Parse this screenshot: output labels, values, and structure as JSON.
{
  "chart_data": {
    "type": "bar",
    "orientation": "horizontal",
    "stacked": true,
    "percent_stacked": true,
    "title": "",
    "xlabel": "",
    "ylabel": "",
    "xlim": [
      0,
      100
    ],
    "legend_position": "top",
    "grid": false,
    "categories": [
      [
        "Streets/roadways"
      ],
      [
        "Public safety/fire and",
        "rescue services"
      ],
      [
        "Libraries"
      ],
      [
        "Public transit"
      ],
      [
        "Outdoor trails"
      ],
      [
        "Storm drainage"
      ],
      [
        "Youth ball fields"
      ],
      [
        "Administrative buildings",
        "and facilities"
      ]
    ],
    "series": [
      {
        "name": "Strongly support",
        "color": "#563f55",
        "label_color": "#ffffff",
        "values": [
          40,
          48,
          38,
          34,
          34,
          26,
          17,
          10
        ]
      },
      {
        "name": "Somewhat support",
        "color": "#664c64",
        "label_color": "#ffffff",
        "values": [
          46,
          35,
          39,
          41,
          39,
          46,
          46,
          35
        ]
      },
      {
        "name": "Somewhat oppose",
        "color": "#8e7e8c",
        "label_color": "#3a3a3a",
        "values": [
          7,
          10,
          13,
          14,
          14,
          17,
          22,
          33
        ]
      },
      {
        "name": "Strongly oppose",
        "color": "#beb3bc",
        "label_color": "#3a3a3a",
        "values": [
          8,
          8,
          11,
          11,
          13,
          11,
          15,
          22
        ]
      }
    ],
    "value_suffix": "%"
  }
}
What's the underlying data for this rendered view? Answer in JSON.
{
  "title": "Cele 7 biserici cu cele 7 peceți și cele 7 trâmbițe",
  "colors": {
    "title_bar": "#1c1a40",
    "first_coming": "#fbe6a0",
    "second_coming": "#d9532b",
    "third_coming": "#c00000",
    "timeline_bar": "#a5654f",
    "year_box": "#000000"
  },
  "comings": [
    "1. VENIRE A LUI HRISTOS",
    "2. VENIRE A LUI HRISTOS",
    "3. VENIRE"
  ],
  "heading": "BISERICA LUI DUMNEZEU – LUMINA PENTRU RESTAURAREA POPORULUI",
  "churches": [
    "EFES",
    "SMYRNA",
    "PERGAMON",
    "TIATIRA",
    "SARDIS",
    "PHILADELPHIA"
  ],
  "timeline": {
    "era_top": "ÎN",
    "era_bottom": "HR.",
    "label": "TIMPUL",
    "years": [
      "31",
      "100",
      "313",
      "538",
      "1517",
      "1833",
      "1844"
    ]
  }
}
◆ ◆ ◆ ◆ ◆
## Set task
Isolate the lines that hold the word "HRISTOS" and copy all of them.

## Task answer
    "1. VENIRE A LUI HRISTOS",
    "2. VENIRE A LUI HRISTOS",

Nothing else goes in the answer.